#### Task brief:
The records below must be written out exactly, with every picture left behind.

***** Exercise input

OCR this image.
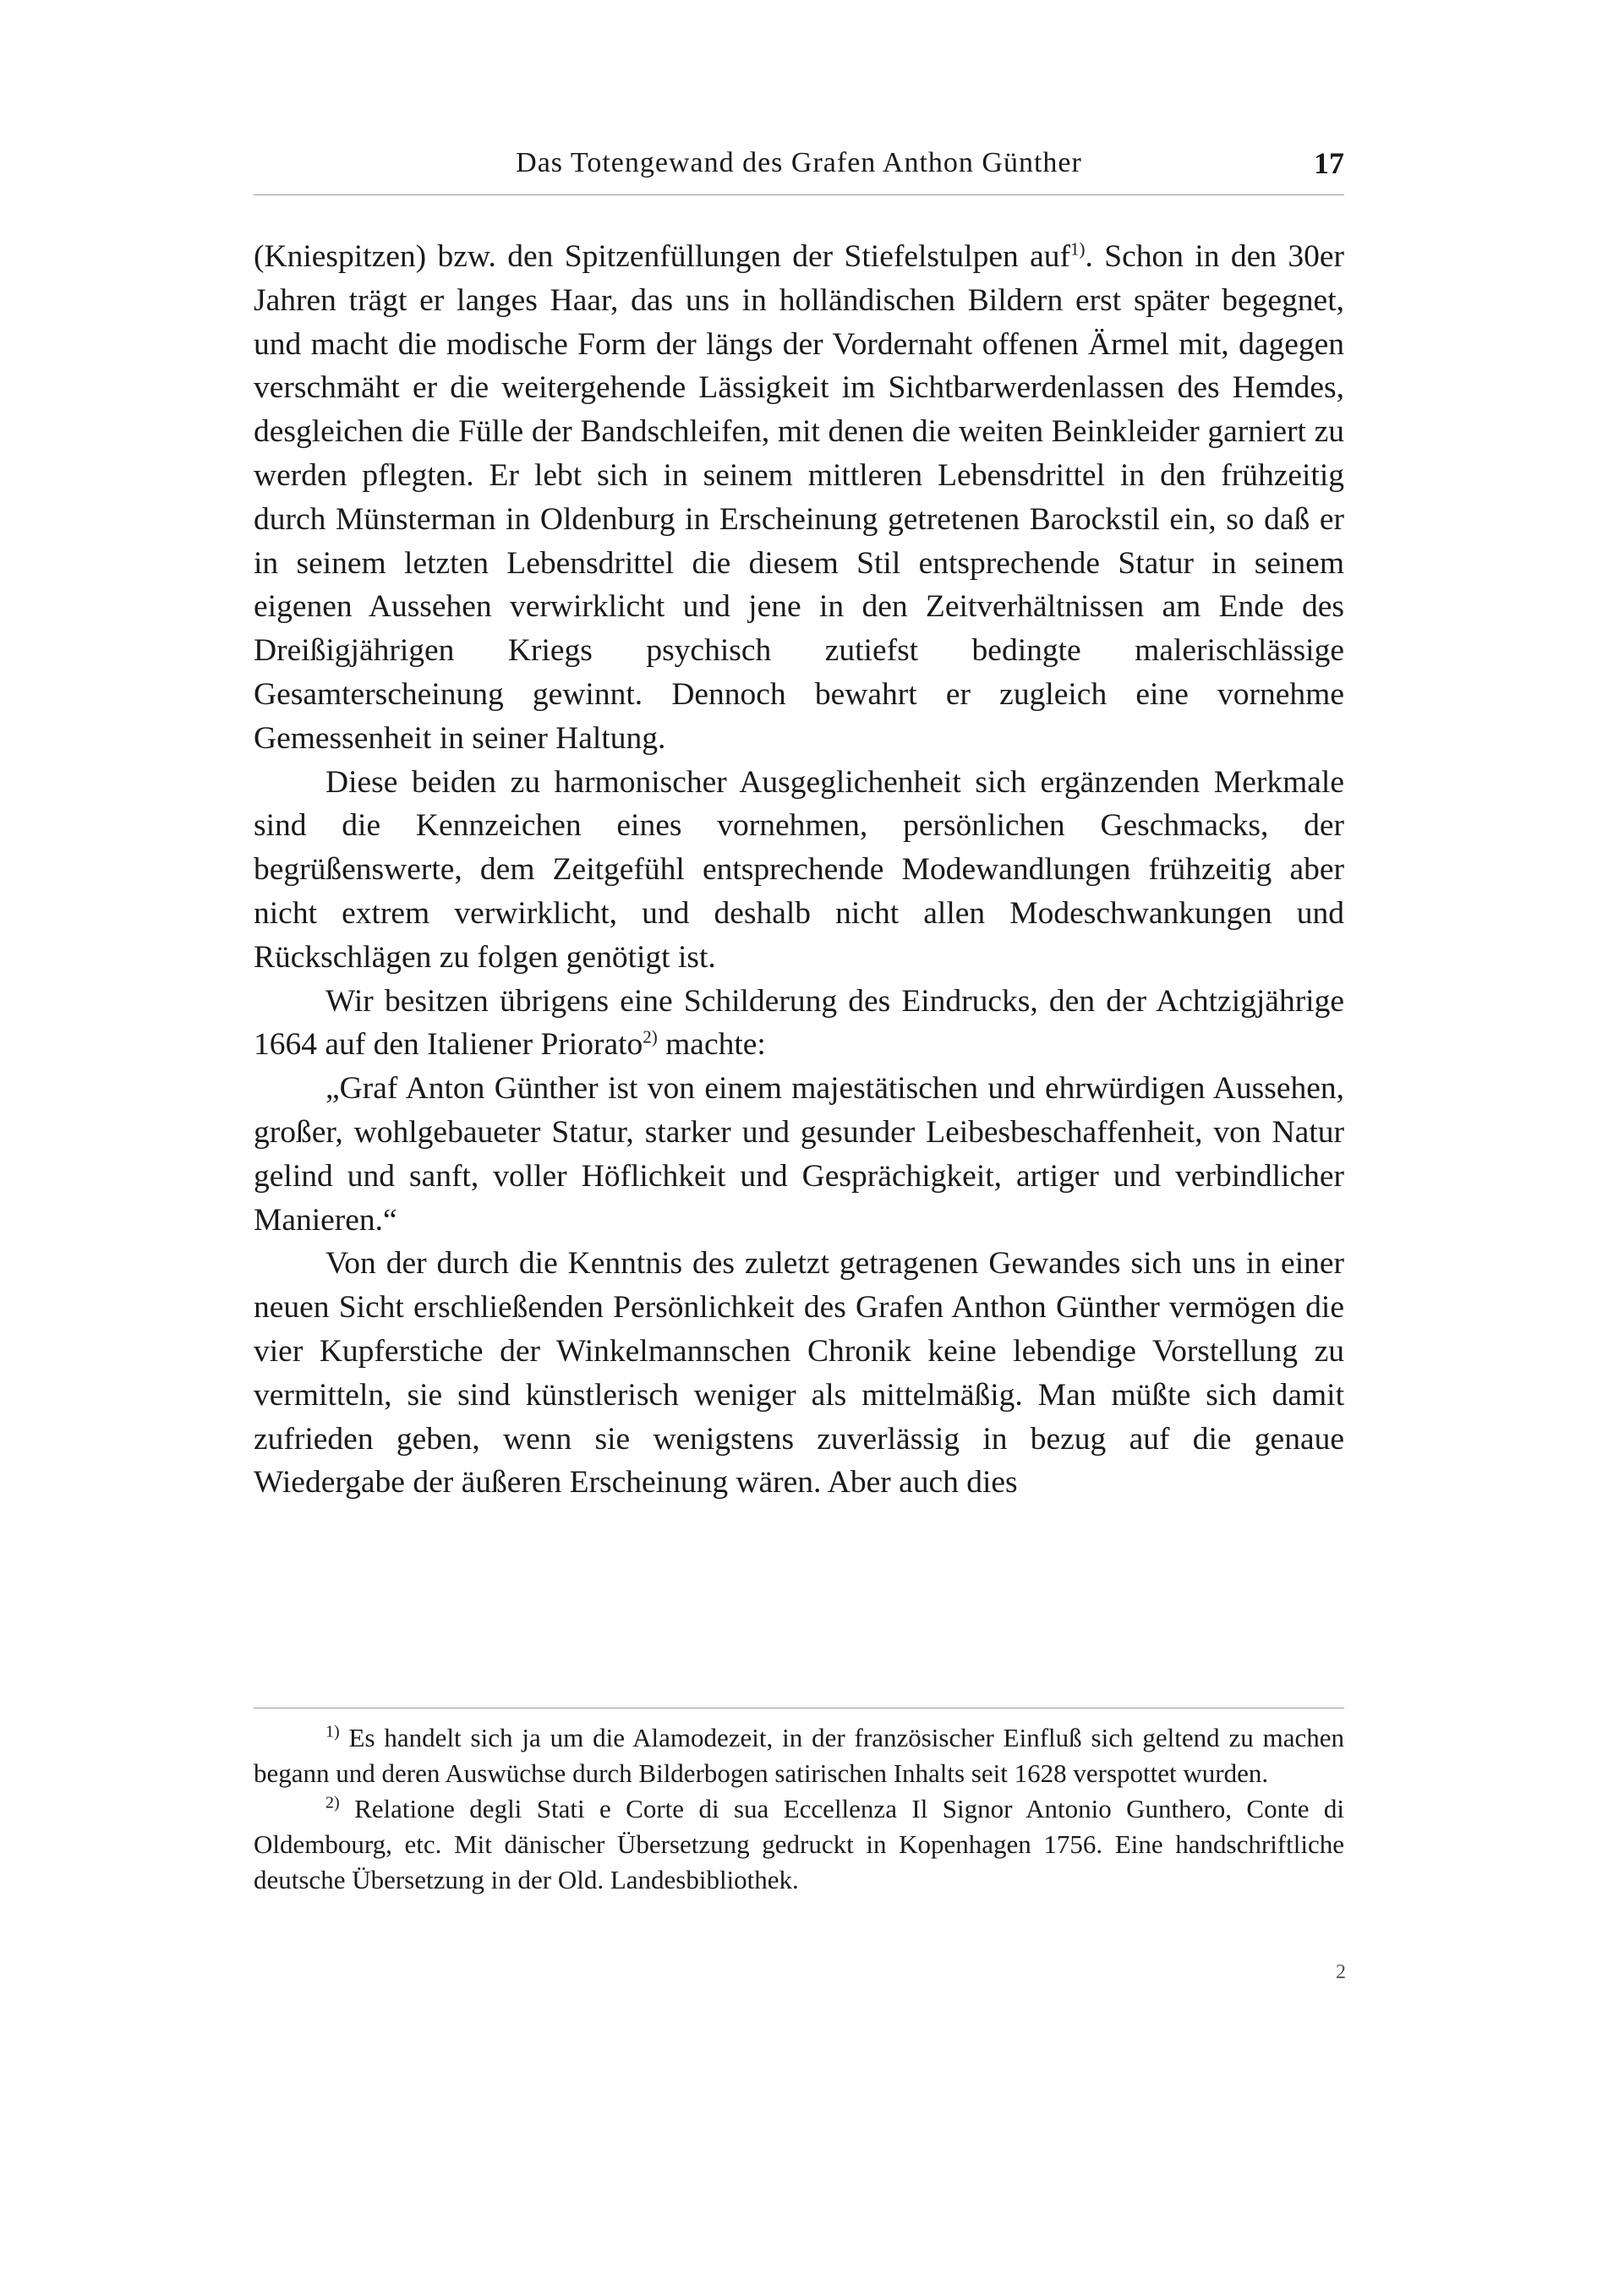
Das Totengewand des Grafen Anthon Günther	17

(Kniespitzen) bzw. den Spitzenfüllungen der Stiefelstulpen auf$^{1)}$. Schon in den 30er Jahren trägt er langes Haar, das uns in holländischen Bildern erst später begegnet, und macht die modische Form der längs der Vordernaht offenen Ärmel mit, dagegen verschmäht er die weitergehende Lässigkeit im Sichtbarwerdenlassen des Hemdes, desgleichen die Fülle der Bandschleifen, mit denen die weiten Beinkleider garniert zu werden pflegten. Er lebt sich in seinem mittleren Lebensdrittel in den frühzeitig durch Münsterman in Oldenburg in Erscheinung getretenen Barockstil ein, so daß er in seinem letzten Lebensdrittel die diesem Stil entsprechende Statur in seinem eigenen Aussehen verwirklicht und jene in den Zeitverhältnissen am Ende des Dreißigjährigen Kriegs psychisch zutiefst bedingte malerischlässige Gesamterscheinung gewinnt. Dennoch bewahrt er zugleich eine vornehme Gemessenheit in seiner Haltung.

Diese beiden zu harmonischer Ausgeglichenheit sich ergänzenden Merkmale sind die Kennzeichen eines vornehmen, persönlichen Geschmacks, der begrüßenswerte, dem Zeitgefühl entsprechende Modewandlungen frühzeitig aber nicht extrem verwirklicht, und deshalb nicht allen Modeschwankungen und Rückschlägen zu folgen genötigt ist.

Wir besitzen übrigens eine Schilderung des Eindrucks, den der Achtzigjährige 1664 auf den Italiener Priorato$^{2)}$ machte:

„Graf Anton Günther ist von einem majestätischen und ehrwürdigen Aussehen, großer, wohlgebaueter Statur, starker und gesunder Leibesbeschaffenheit, von Natur gelind und sanft, voller Höflichkeit und Gesprächigkeit, artiger und verbindlicher Manieren.“

Von der durch die Kenntnis des zuletzt getragenen Gewandes sich uns in einer neuen Sicht erschließenden Persönlichkeit des Grafen Anthon Günther vermögen die vier Kupferstiche der Winkelmannschen Chronik keine lebendige Vorstellung zu vermitteln, sie sind künstlerisch weniger als mittelmäßig. Man müßte sich damit zufrieden geben, wenn sie wenigstens zuverlässig in bezug auf die genaue Wiedergabe der äußeren Erscheinung wären. Aber auch dies

$^{1)}$ Es handelt sich ja um die Alamodezeit, in der französischer Einfluß sich geltend zu machen begann und deren Auswüchse durch Bilderbogen satirischen Inhalts seit 1628 verspottet wurden.

$^{2)}$ Relatione degli Stati e Corte di sua Eccellenza Il Signor Antonio Gunthero, Conte di Oldembourg, etc. Mit dänischer Übersetzung gedruckt in Kopenhagen 1756. Eine handschriftliche deutsche Übersetzung in der Old. Landesbibliothek.

2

**********

#### Reply:
OCR this image.
Das Totengewand des Grafen Anthon Günther	17

(Kniespitzen) bzw. den Spitzenfüllungen der Stiefelstulpen auf$^{1)}$. Schon in den 30er Jahren trägt er langes Haar, das uns in holländischen Bildern erst später begegnet, und macht die modische Form der längs der Vordernaht offenen Ärmel mit, dagegen verschmäht er die weitergehende Lässigkeit im Sichtbarwerdenlassen des Hemdes, desgleichen die Fülle der Bandschleifen, mit denen die weiten Beinkleider garniert zu werden pflegten. Er lebt sich in seinem mittleren Lebensdrittel in den frühzeitig durch Münsterman in Oldenburg in Erscheinung getretenen Barockstil ein, so daß er in seinem letzten Lebensdrittel die diesem Stil entsprechende Statur in seinem eigenen Aussehen verwirklicht und jene in den Zeitverhältnissen am Ende des Dreißigjährigen Kriegs psychisch zutiefst bedingte malerischlässige Gesamterscheinung gewinnt. Dennoch bewahrt er zugleich eine vornehme Gemessenheit in seiner Haltung.

Diese beiden zu harmonischer Ausgeglichenheit sich ergänzenden Merkmale sind die Kennzeichen eines vornehmen, persönlichen Geschmacks, der begrüßenswerte, dem Zeitgefühl entsprechende Modewandlungen frühzeitig aber nicht extrem verwirklicht, und deshalb nicht allen Modeschwankungen und Rückschlägen zu folgen genötigt ist.

Wir besitzen übrigens eine Schilderung des Eindrucks, den der Achtzigjährige 1664 auf den Italiener Priorato$^{2)}$ machte:

„Graf Anton Günther ist von einem majestätischen und ehrwürdigen Aussehen, großer, wohlgebaueter Statur, starker und gesunder Leibesbeschaffenheit, von Natur gelind und sanft, voller Höflichkeit und Gesprächigkeit, artiger und verbindlicher Manieren.“

Von der durch die Kenntnis des zuletzt getragenen Gewandes sich uns in einer neuen Sicht erschließenden Persönlichkeit des Grafen Anthon Günther vermögen die vier Kupferstiche der Winkelmannschen Chronik keine lebendige Vorstellung zu vermitteln, sie sind künstlerisch weniger als mittelmäßig. Man müßte sich damit zufrieden geben, wenn sie wenigstens zuverlässig in bezug auf die genaue Wiedergabe der äußeren Erscheinung wären. Aber auch dies

$^{1)}$ Es handelt sich ja um die Alamodezeit, in der französischer Einfluß sich geltend zu machen begann und deren Auswüchse durch Bilderbogen satirischen Inhalts seit 1628 verspottet wurden.

$^{2)}$ Relatione degli Stati e Corte di sua Eccellenza Il Signor Antonio Gunthero, Conte di Oldembourg, etc. Mit dänischer Übersetzung gedruckt in Kopenhagen 1756. Eine handschriftliche deutsche Übersetzung in der Old. Landesbibliothek.

2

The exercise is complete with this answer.